## [Rows from a dataset]
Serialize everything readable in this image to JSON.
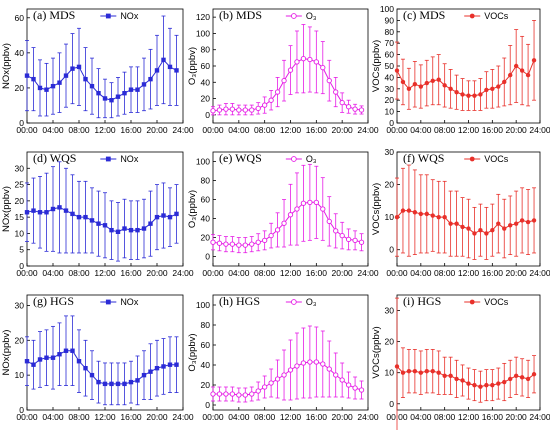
{
  "chart_data": [
    {
      "type": "line",
      "title": "(a) MDS",
      "ylabel": "NOx(ppbv)",
      "color": "#2b2bd6",
      "marker": "square",
      "x": [
        0,
        1,
        2,
        3,
        4,
        5,
        6,
        7,
        8,
        9,
        10,
        11,
        12,
        13,
        14,
        15,
        16,
        17,
        18,
        19,
        20,
        21,
        22,
        23
      ],
      "xticks": [
        "00:00",
        "04:00",
        "08:00",
        "12:00",
        "16:00",
        "20:00",
        "24:00"
      ],
      "ylim": [
        0,
        65
      ],
      "yticks": [
        0,
        20,
        40,
        60
      ],
      "series": [
        {
          "name": "NOx",
          "values": [
            27,
            25,
            20,
            19,
            21,
            23,
            27,
            31,
            32,
            25,
            21,
            17,
            14,
            13,
            15,
            17,
            19,
            19,
            22,
            25,
            30,
            36,
            32,
            30
          ],
          "err": [
            20,
            18,
            16,
            15,
            16,
            17,
            18,
            20,
            22,
            18,
            16,
            14,
            11,
            10,
            11,
            12,
            13,
            13,
            15,
            17,
            20,
            25,
            22,
            20
          ]
        }
      ]
    },
    {
      "type": "line",
      "title": "(b) MDS",
      "ylabel": "O₃(ppbv)",
      "color": "#e61ce6",
      "marker": "circle-open",
      "x": [
        0,
        1,
        2,
        3,
        4,
        5,
        6,
        7,
        8,
        9,
        10,
        11,
        12,
        13,
        14,
        15,
        16,
        17,
        18,
        19,
        20,
        21,
        22,
        23
      ],
      "xticks": [
        "00:00",
        "04:00",
        "08:00",
        "12:00",
        "16:00",
        "20:00",
        "24:00"
      ],
      "ylim": [
        -10,
        130
      ],
      "yticks": [
        0,
        20,
        40,
        60,
        80,
        100,
        120
      ],
      "series": [
        {
          "name": "O₃",
          "values": [
            5,
            6,
            7,
            7,
            6,
            6,
            6,
            8,
            12,
            18,
            28,
            42,
            55,
            65,
            69,
            68,
            65,
            58,
            42,
            28,
            15,
            10,
            7,
            6
          ],
          "err": [
            5,
            6,
            7,
            7,
            6,
            6,
            6,
            7,
            10,
            12,
            18,
            25,
            30,
            38,
            42,
            40,
            38,
            32,
            25,
            18,
            12,
            8,
            6,
            5
          ]
        }
      ]
    },
    {
      "type": "line",
      "title": "(c) MDS",
      "ylabel": "VOCs(ppbv)",
      "color": "#e8302a",
      "marker": "circle",
      "x": [
        0,
        1,
        2,
        3,
        4,
        5,
        6,
        7,
        8,
        9,
        10,
        11,
        12,
        13,
        14,
        15,
        16,
        17,
        18,
        19,
        20,
        21,
        22,
        23
      ],
      "xticks": [
        "00:00",
        "04:00",
        "08:00",
        "12:00",
        "16:00",
        "20:00",
        "24:00"
      ],
      "ylim": [
        0,
        100
      ],
      "yticks": [
        0,
        10,
        20,
        30,
        40,
        50,
        60,
        70,
        80,
        90,
        100
      ],
      "series": [
        {
          "name": "VOCs",
          "values": [
            46,
            36,
            30,
            34,
            32,
            35,
            37,
            38,
            33,
            30,
            27,
            25,
            24,
            24,
            25,
            29,
            30,
            32,
            36,
            42,
            50,
            46,
            42,
            55
          ],
          "err": [
            25,
            20,
            18,
            20,
            19,
            20,
            21,
            22,
            19,
            17,
            15,
            14,
            13,
            13,
            14,
            16,
            17,
            18,
            21,
            26,
            32,
            30,
            27,
            35
          ]
        }
      ]
    },
    {
      "type": "line",
      "title": "(d) WQS",
      "ylabel": "NOx(ppbv)",
      "color": "#2b2bd6",
      "marker": "square",
      "x": [
        0,
        1,
        2,
        3,
        4,
        5,
        6,
        7,
        8,
        9,
        10,
        11,
        12,
        13,
        14,
        15,
        16,
        17,
        18,
        19,
        20,
        21,
        22,
        23
      ],
      "xticks": [
        "00:00",
        "04:00",
        "08:00",
        "12:00",
        "16:00",
        "20:00",
        "24:00"
      ],
      "ylim": [
        0,
        35
      ],
      "yticks": [
        0,
        5,
        10,
        15,
        20,
        25,
        30
      ],
      "series": [
        {
          "name": "NOx",
          "values": [
            16.5,
            17,
            16.5,
            16.5,
            17.5,
            18,
            17,
            16,
            15,
            15,
            14,
            13,
            12.5,
            11,
            10.5,
            11.5,
            11,
            11,
            11.5,
            13,
            15,
            15.5,
            15,
            16
          ],
          "err": [
            9,
            10,
            11,
            12,
            13,
            14,
            13,
            12,
            11,
            11,
            10,
            10,
            10,
            9,
            9,
            9,
            9,
            9,
            9,
            10,
            10,
            10,
            9,
            9
          ]
        }
      ]
    },
    {
      "type": "line",
      "title": "(e) WQS",
      "ylabel": "O₃(ppbv)",
      "color": "#e61ce6",
      "marker": "circle-open",
      "x": [
        0,
        1,
        2,
        3,
        4,
        5,
        6,
        7,
        8,
        9,
        10,
        11,
        12,
        13,
        14,
        15,
        16,
        17,
        18,
        19,
        20,
        21,
        22,
        23
      ],
      "xticks": [
        "00:00",
        "04:00",
        "08:00",
        "12:00",
        "16:00",
        "20:00",
        "24:00"
      ],
      "ylim": [
        -10,
        110
      ],
      "yticks": [
        0,
        20,
        40,
        60,
        80,
        100
      ],
      "series": [
        {
          "name": "O₃",
          "values": [
            15,
            14,
            13,
            13,
            12,
            12,
            13,
            15,
            17,
            22,
            28,
            35,
            44,
            50,
            56,
            57,
            57,
            50,
            37,
            27,
            22,
            18,
            17,
            15
          ],
          "err": [
            8,
            8,
            8,
            8,
            8,
            8,
            8,
            9,
            10,
            13,
            18,
            25,
            32,
            38,
            40,
            40,
            38,
            33,
            26,
            18,
            14,
            11,
            10,
            9
          ]
        }
      ]
    },
    {
      "type": "line",
      "title": "(f) WQS",
      "ylabel": "VOCs(ppbv)",
      "color": "#e8302a",
      "marker": "circle",
      "x": [
        0,
        1,
        2,
        3,
        4,
        5,
        6,
        7,
        8,
        9,
        10,
        11,
        12,
        13,
        14,
        15,
        16,
        17,
        18,
        19,
        20,
        21,
        22,
        23
      ],
      "xticks": [
        "00:00",
        "04:00",
        "08:00",
        "12:00",
        "16:00",
        "20:00",
        "24:00"
      ],
      "ylim": [
        -5,
        30
      ],
      "yticks": [
        0,
        10,
        20,
        30
      ],
      "series": [
        {
          "name": "VOCs",
          "values": [
            10,
            12,
            12,
            11.5,
            11,
            11,
            10.5,
            10,
            10,
            8,
            8,
            7,
            6.5,
            5,
            6,
            5,
            6,
            8,
            6.5,
            7.5,
            8,
            9,
            8.5,
            9
          ],
          "err": [
            12,
            13,
            14,
            13,
            12,
            12,
            11,
            11,
            11,
            10,
            10,
            9,
            9,
            8,
            8,
            8,
            8,
            9,
            9,
            9,
            10,
            10,
            10,
            10
          ]
        }
      ]
    },
    {
      "type": "line",
      "title": "(g) HGS",
      "ylabel": "NOx(ppbv)",
      "color": "#2b2bd6",
      "marker": "square",
      "x": [
        0,
        1,
        2,
        3,
        4,
        5,
        6,
        7,
        8,
        9,
        10,
        11,
        12,
        13,
        14,
        15,
        16,
        17,
        18,
        19,
        20,
        21,
        22,
        23
      ],
      "xticks": [
        "00:00",
        "04:00",
        "08:00",
        "12:00",
        "16:00",
        "20:00",
        "24:00"
      ],
      "ylim": [
        0,
        33
      ],
      "yticks": [
        0,
        10,
        20,
        30
      ],
      "series": [
        {
          "name": "NOx",
          "values": [
            14,
            13,
            14.5,
            15,
            15,
            16,
            17,
            17,
            14,
            12,
            10,
            8,
            7.5,
            7.5,
            7.5,
            7.5,
            8,
            8.5,
            10,
            11,
            12,
            12.5,
            13,
            13
          ],
          "err": [
            7,
            7,
            8,
            8,
            9,
            9,
            10,
            10,
            9,
            8,
            7,
            6,
            6,
            6,
            6,
            6,
            6,
            7,
            7,
            8,
            8,
            8,
            8,
            8
          ]
        }
      ]
    },
    {
      "type": "line",
      "title": "(h) HGS",
      "ylabel": "O₃(ppbv)",
      "color": "#e61ce6",
      "marker": "circle-open",
      "x": [
        0,
        1,
        2,
        3,
        4,
        5,
        6,
        7,
        8,
        9,
        10,
        11,
        12,
        13,
        14,
        15,
        16,
        17,
        18,
        19,
        20,
        21,
        22,
        23
      ],
      "xticks": [
        "00:00",
        "04:00",
        "08:00",
        "12:00",
        "16:00",
        "20:00",
        "24:00"
      ],
      "ylim": [
        -5,
        110
      ],
      "yticks": [
        0,
        20,
        40,
        60,
        80,
        100
      ],
      "series": [
        {
          "name": "O₃",
          "values": [
            11,
            11,
            11,
            11,
            10,
            10,
            11,
            14,
            18,
            22,
            26,
            30,
            35,
            39,
            42,
            43,
            43,
            41,
            36,
            30,
            25,
            20,
            17,
            15
          ],
          "err": [
            7,
            7,
            7,
            7,
            7,
            7,
            7,
            9,
            11,
            14,
            19,
            25,
            30,
            33,
            35,
            36,
            35,
            33,
            28,
            22,
            17,
            13,
            11,
            9
          ]
        }
      ]
    },
    {
      "type": "line",
      "title": "(i) HGS",
      "ylabel": "VOCs(ppbv)",
      "color": "#e8302a",
      "marker": "circle",
      "x": [
        0,
        1,
        2,
        3,
        4,
        5,
        6,
        7,
        8,
        9,
        10,
        11,
        12,
        13,
        14,
        15,
        16,
        17,
        18,
        19,
        20,
        21,
        22,
        23
      ],
      "xticks": [
        "00:00",
        "04:00",
        "08:00",
        "12:00",
        "16:00",
        "20:00",
        "24:00"
      ],
      "ylim": [
        -2,
        35
      ],
      "yticks": [
        0,
        10,
        20,
        30
      ],
      "series": [
        {
          "name": "VOCs",
          "values": [
            12,
            10,
            10.5,
            10.5,
            10,
            10.5,
            10.5,
            10,
            9,
            9,
            8,
            7.5,
            6.5,
            6,
            5.5,
            6,
            6,
            6.5,
            7,
            8,
            9,
            8.5,
            8,
            9.5
          ],
          "err": [
            22,
            8,
            7,
            7,
            7,
            7,
            7,
            7,
            6,
            6,
            6,
            5,
            5,
            5,
            5,
            5,
            5,
            5,
            6,
            6,
            6,
            6,
            6,
            6
          ]
        }
      ]
    }
  ]
}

## [Aim of the exercise]
Using the material above, copy every line in which the string "title" occurs.

## [Complete answer]
      "title": "(a) MDS",
      "title": "(b) MDS",
      "title": "(c) MDS",
      "title": "(d) WQS",
      "title": "(e) WQS",
      "title": "(f) WQS",
      "title": "(g) HGS",
      "title": "(h) HGS",
      "title": "(i) HGS",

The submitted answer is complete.